*INFORMATION PROVIDED:*
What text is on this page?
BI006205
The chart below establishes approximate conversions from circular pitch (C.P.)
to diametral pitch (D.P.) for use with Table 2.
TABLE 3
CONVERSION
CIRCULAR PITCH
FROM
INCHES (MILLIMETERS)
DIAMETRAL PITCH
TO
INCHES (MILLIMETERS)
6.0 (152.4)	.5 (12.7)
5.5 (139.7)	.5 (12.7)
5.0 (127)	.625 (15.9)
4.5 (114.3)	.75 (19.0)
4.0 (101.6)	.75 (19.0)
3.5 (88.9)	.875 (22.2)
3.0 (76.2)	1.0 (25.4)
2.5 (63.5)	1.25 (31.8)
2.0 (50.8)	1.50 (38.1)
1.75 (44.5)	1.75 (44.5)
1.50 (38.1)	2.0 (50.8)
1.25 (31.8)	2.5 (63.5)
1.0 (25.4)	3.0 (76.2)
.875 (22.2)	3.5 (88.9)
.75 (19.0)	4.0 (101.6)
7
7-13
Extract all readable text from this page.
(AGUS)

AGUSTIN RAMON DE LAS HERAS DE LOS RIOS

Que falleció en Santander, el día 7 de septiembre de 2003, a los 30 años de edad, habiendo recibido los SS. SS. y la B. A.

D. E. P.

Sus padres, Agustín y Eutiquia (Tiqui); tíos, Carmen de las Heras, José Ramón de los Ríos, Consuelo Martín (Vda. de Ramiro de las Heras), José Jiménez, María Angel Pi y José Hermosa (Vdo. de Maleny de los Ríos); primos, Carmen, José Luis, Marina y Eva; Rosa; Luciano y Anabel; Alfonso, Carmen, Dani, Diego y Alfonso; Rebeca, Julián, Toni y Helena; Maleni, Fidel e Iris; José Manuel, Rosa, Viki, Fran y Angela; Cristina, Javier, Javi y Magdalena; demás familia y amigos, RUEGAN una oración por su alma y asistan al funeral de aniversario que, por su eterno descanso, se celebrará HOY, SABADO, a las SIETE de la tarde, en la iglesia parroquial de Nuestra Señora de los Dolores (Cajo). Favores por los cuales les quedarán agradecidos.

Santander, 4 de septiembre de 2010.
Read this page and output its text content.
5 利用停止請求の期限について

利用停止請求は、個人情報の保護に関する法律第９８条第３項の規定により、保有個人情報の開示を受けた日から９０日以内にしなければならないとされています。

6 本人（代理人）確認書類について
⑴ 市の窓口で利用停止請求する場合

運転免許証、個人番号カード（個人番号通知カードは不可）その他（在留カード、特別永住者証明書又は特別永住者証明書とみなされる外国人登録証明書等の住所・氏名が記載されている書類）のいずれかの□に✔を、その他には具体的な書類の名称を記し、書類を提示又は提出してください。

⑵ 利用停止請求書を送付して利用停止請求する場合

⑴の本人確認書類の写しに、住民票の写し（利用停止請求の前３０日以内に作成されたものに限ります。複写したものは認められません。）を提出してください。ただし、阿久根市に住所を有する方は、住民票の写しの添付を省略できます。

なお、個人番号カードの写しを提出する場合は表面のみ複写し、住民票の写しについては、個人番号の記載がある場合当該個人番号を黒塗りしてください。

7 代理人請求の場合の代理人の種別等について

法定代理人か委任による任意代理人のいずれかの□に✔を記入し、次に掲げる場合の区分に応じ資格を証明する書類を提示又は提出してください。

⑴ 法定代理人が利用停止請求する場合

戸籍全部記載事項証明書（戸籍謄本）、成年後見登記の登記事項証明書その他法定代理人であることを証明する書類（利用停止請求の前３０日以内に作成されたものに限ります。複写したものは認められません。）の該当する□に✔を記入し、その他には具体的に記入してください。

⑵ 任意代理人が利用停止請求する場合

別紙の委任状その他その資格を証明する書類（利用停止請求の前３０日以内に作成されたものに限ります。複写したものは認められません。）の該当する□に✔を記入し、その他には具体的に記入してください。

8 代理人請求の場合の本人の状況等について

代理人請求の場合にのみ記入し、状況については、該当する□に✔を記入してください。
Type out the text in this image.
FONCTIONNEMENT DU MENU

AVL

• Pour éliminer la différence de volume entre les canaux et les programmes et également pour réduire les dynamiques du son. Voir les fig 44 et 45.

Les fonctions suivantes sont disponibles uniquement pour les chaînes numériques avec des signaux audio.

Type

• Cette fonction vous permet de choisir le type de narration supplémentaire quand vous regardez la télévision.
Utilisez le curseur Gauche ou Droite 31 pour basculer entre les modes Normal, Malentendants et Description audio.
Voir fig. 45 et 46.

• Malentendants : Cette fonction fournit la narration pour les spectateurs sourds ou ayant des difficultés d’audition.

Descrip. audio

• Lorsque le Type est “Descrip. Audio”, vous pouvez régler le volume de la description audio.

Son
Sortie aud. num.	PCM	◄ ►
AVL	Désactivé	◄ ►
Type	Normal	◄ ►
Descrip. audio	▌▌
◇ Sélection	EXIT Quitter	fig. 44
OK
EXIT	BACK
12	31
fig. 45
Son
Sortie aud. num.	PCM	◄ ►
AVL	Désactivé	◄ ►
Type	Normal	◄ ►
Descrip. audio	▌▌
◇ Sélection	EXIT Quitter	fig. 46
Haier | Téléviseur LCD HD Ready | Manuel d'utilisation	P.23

*GIVEN REQUEST:* Copy every line of the listing that includes the string "Voir".

*RESPONSE TO THIS EXERCISE:*
• Pour éliminer la différence de volume entre les canaux et les programmes et également pour réduire les dynamiques du son. Voir les fig 44 et 45.
Voir fig. 45 et 46.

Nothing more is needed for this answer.